• DIRECTION:
Transcribe all the entries word for word, skipping the pictures.
BEGIN
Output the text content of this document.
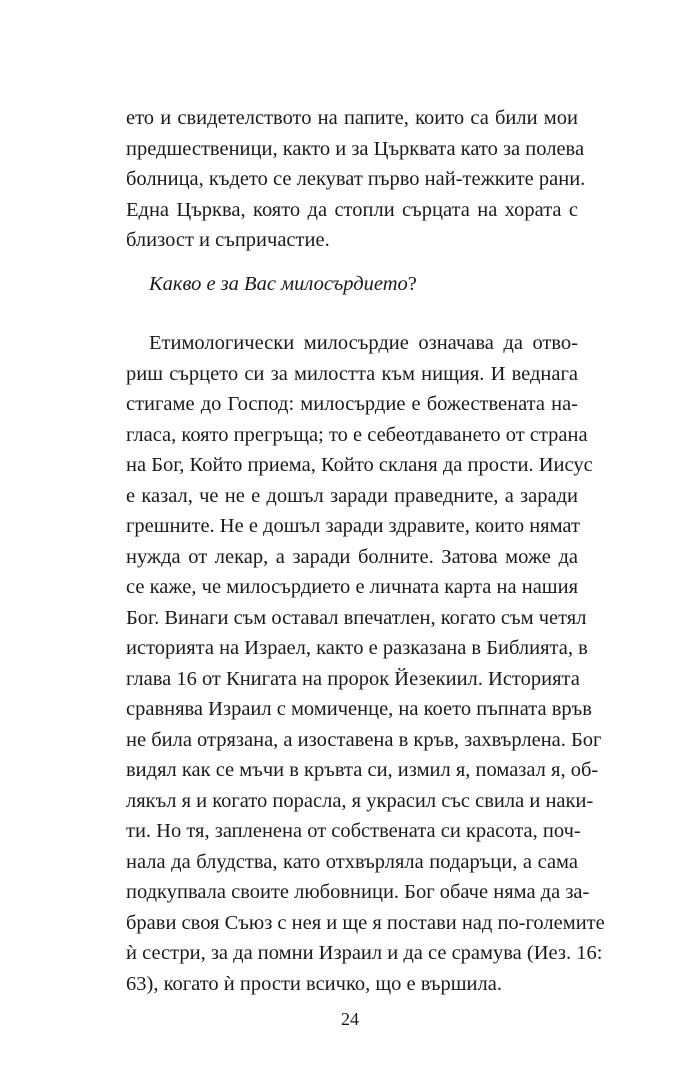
ето и свидетелството на папите, които са били мои
предшественици, както и за Църквата като за полева
болница, където се лекуват първо най-тежките рани.
Една Църква, която да стопли сърцата на хората с
близост и съпричастие.
Какво е за Вас милосърдието?
Етимологически милосърдие означава да отво-
риш сърцето си за милостта към нищия. И веднага
стигаме до Господ: милосърдие е божествената на-
гласа, която прегръща; то е себеотдаването от страна
на Бог, Който приема, Който скланя да прости. Иисус
е казал, че не е дошъл заради праведните, а заради
грешните. Не е дошъл заради здравите, които нямат
нужда от лекар, а заради болните. Затова може да
се каже, че милосърдието е личната карта на нашия
Бог. Винаги съм оставал впечатлен, когато съм четял
историята на Израел, както е разказана в Библията, в
глава 16 от Книгата на пророк Йезекиил. Историята
сравнява Израил с момиченце, на което пъпната връв
не била отрязана, а изоставена в кръв, захвърлена. Бог
видял как се мъчи в кръвта си, измил я, помазал я, об-
лякъл я и когато порасла, я украсил със свила и наки-
ти. Но тя, запленена от собствената си красота, поч-
нала да блудства, като отхвърляла подаръци, а сама
подкупвала своите любовници. Бог обаче няма да за-
брави своя Съюз с нея и ще я постави над по-големите
ѝ сестри, за да помни Израил и да се срамува (Иез. 16:
63), когато ѝ прости всичко, що е вършила.
24
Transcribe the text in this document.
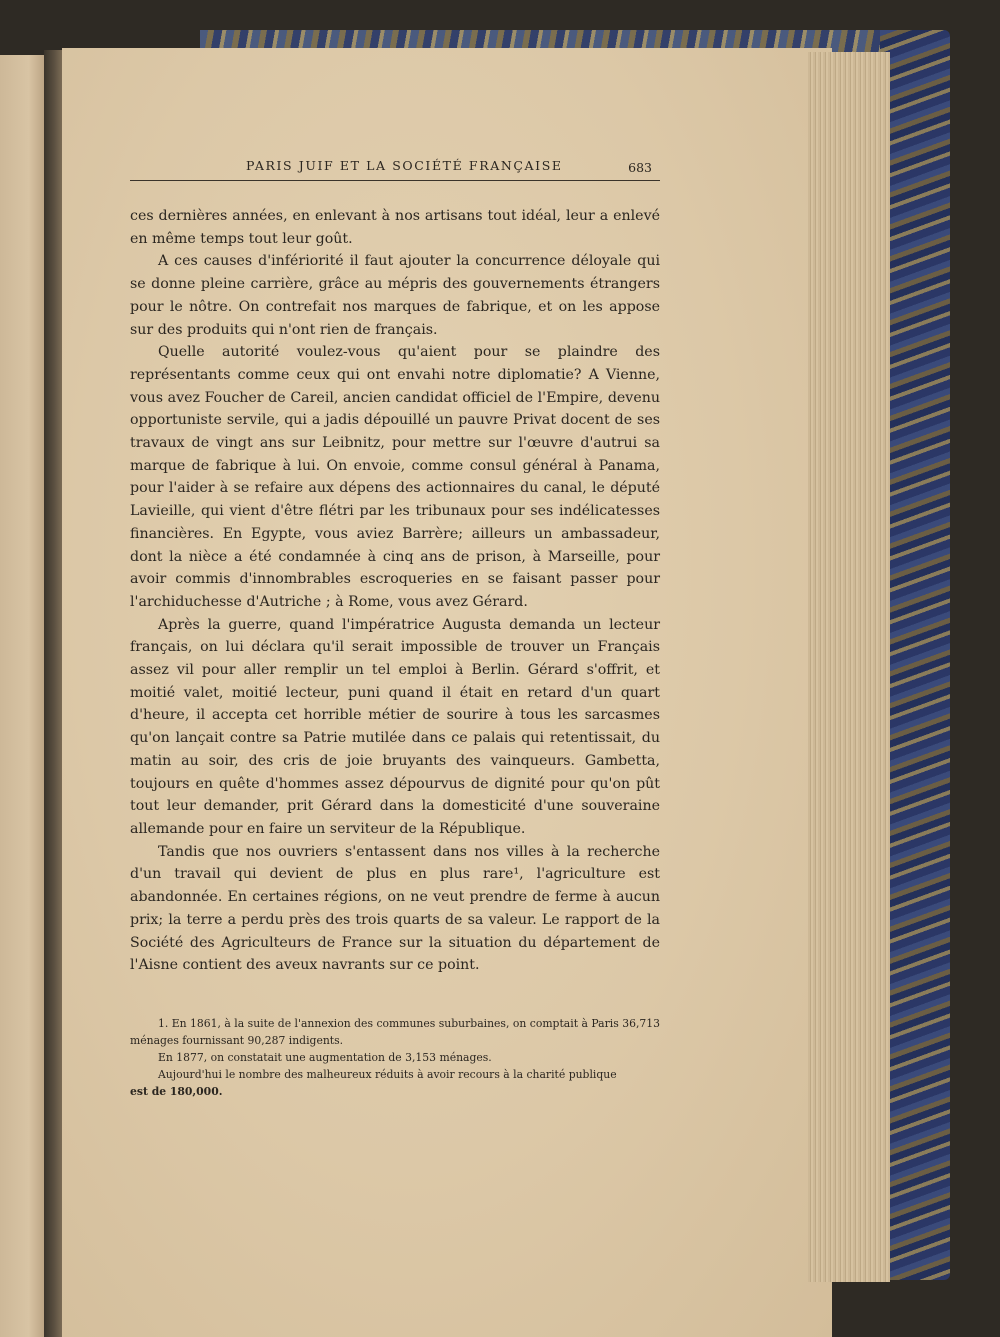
PARIS JUIF ET LA SOCIÉTÉ FRANÇAISE	683

ces dernières années, en enlevant à nos artisans tout idéal, leur a enlevé en même temps tout leur goût.

A ces causes d'infériorité il faut ajouter la concurrence déloyale qui se donne pleine carrière, grâce au mépris des gouvernements étrangers pour le nôtre. On contrefait nos marques de fabrique, et on les appose sur des produits qui n'ont rien de français.

Quelle autorité voulez-vous qu'aient pour se plaindre des représentants comme ceux qui ont envahi notre diplomatie? A Vienne, vous avez Foucher de Careil, ancien candidat officiel de l'Empire, devenu opportuniste servile, qui a jadis dépouillé un pauvre Privat docent de ses travaux de vingt ans sur Leibnitz, pour mettre sur l'œuvre d'autrui sa marque de fabrique à lui. On envoie, comme consul général à Panama, pour l'aider à se refaire aux dépens des actionnaires du canal, le député Lavieille, qui vient d'être flétri par les tribunaux pour ses indélicatesses financières. En Egypte, vous aviez Barrère; ailleurs un ambassadeur, dont la nièce a été condamnée à cinq ans de prison, à Marseille, pour avoir commis d'innombrables escroqueries en se faisant passer pour l'archiduchesse d'Autriche ; à Rome, vous avez Gérard.

Après la guerre, quand l'impératrice Augusta demanda un lecteur français, on lui déclara qu'il serait impossible de trouver un Français assez vil pour aller remplir un tel emploi à Berlin. Gérard s'offrit, et moitié valet, moitié lecteur, puni quand il était en retard d'un quart d'heure, il accepta cet horrible métier de sourire à tous les sarcasmes qu'on lançait contre sa Patrie mutilée dans ce palais qui retentissait, du matin au soir, des cris de joie bruyants des vainqueurs. Gambetta, toujours en quête d'hommes assez dépourvus de dignité pour qu'on pût tout leur demander, prit Gérard dans la domesticité d'une souveraine allemande pour en faire un serviteur de la République.

Tandis que nos ouvriers s'entassent dans nos villes à la recherche d'un travail qui devient de plus en plus rare¹, l'agriculture est abandonnée. En certaines régions, on ne veut prendre de ferme à aucun prix; la terre a perdu près des trois quarts de sa valeur. Le rapport de la Société des Agriculteurs de France sur la situation du département de l'Aisne contient des aveux navrants sur ce point.

1. En 1861, à la suite de l'annexion des communes suburbaines, on comptait à Paris 36,713 ménages fournissant 90,287 indigents.

En 1877, on constatait une augmentation de 3,153 ménages.

Aujourd'hui le nombre des malheureux réduits à avoir recours à la charité publique

est de 180,000.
END
• CORRECT RESULT:
Output the text content of this document.
ето и свидетелството на папите, които са били мои
предшественици, както и за Църквата като за полева
болница, където се лекуват първо най-тежките рани.
Една Църква, която да стопли сърцата на хората с
близост и съпричастие.
Какво е за Вас милосърдието?
Етимологически милосърдие означава да отво-
риш сърцето си за милостта към нищия. И веднага
стигаме до Господ: милосърдие е божествената на-
гласа, която прегръща; то е себеотдаването от страна
на Бог, Който приема, Който скланя да прости. Иисус
е казал, че не е дошъл заради праведните, а заради
грешните. Не е дошъл заради здравите, които нямат
нужда от лекар, а заради болните. Затова може да
се каже, че милосърдието е личната карта на нашия
Бог. Винаги съм оставал впечатлен, когато съм четял
историята на Израел, както е разказана в Библията, в
глава 16 от Книгата на пророк Йезекиил. Историята
сравнява Израил с момиченце, на което пъпната връв
не била отрязана, а изоставена в кръв, захвърлена. Бог
видял как се мъчи в кръвта си, измил я, помазал я, об-
лякъл я и когато порасла, я украсил със свила и наки-
ти. Но тя, запленена от собствената си красота, поч-
нала да блудства, като отхвърляла подаръци, а сама
подкупвала своите любовници. Бог обаче няма да за-
брави своя Съюз с нея и ще я постави над по-големите
ѝ сестри, за да помни Израил и да се срамува (Иез. 16:
63), когато ѝ прости всичко, що е вършила.
24
Transcribe the text in this document.
PARIS JUIF ET LA SOCIÉTÉ FRANÇAISE	683

ces dernières années, en enlevant à nos artisans tout idéal, leur a enlevé en même temps tout leur goût.

A ces causes d'infériorité il faut ajouter la concurrence déloyale qui se donne pleine carrière, grâce au mépris des gouvernements étrangers pour le nôtre. On contrefait nos marques de fabrique, et on les appose sur des produits qui n'ont rien de français.

Quelle autorité voulez-vous qu'aient pour se plaindre des représentants comme ceux qui ont envahi notre diplomatie? A Vienne, vous avez Foucher de Careil, ancien candidat officiel de l'Empire, devenu opportuniste servile, qui a jadis dépouillé un pauvre Privat docent de ses travaux de vingt ans sur Leibnitz, pour mettre sur l'œuvre d'autrui sa marque de fabrique à lui. On envoie, comme consul général à Panama, pour l'aider à se refaire aux dépens des actionnaires du canal, le député Lavieille, qui vient d'être flétri par les tribunaux pour ses indélicatesses financières. En Egypte, vous aviez Barrère; ailleurs un ambassadeur, dont la nièce a été condamnée à cinq ans de prison, à Marseille, pour avoir commis d'innombrables escroqueries en se faisant passer pour l'archiduchesse d'Autriche ; à Rome, vous avez Gérard.

Après la guerre, quand l'impératrice Augusta demanda un lecteur français, on lui déclara qu'il serait impossible de trouver un Français assez vil pour aller remplir un tel emploi à Berlin. Gérard s'offrit, et moitié valet, moitié lecteur, puni quand il était en retard d'un quart d'heure, il accepta cet horrible métier de sourire à tous les sarcasmes qu'on lançait contre sa Patrie mutilée dans ce palais qui retentissait, du matin au soir, des cris de joie bruyants des vainqueurs. Gambetta, toujours en quête d'hommes assez dépourvus de dignité pour qu'on pût tout leur demander, prit Gérard dans la domesticité d'une souveraine allemande pour en faire un serviteur de la République.

Tandis que nos ouvriers s'entassent dans nos villes à la recherche d'un travail qui devient de plus en plus rare¹, l'agriculture est abandonnée. En certaines régions, on ne veut prendre de ferme à aucun prix; la terre a perdu près des trois quarts de sa valeur. Le rapport de la Société des Agriculteurs de France sur la situation du département de l'Aisne contient des aveux navrants sur ce point.

1. En 1861, à la suite de l'annexion des communes suburbaines, on comptait à Paris 36,713 ménages fournissant 90,287 indigents.

En 1877, on constatait une augmentation de 3,153 ménages.

Aujourd'hui le nombre des malheureux réduits à avoir recours à la charité publique

est de 180,000.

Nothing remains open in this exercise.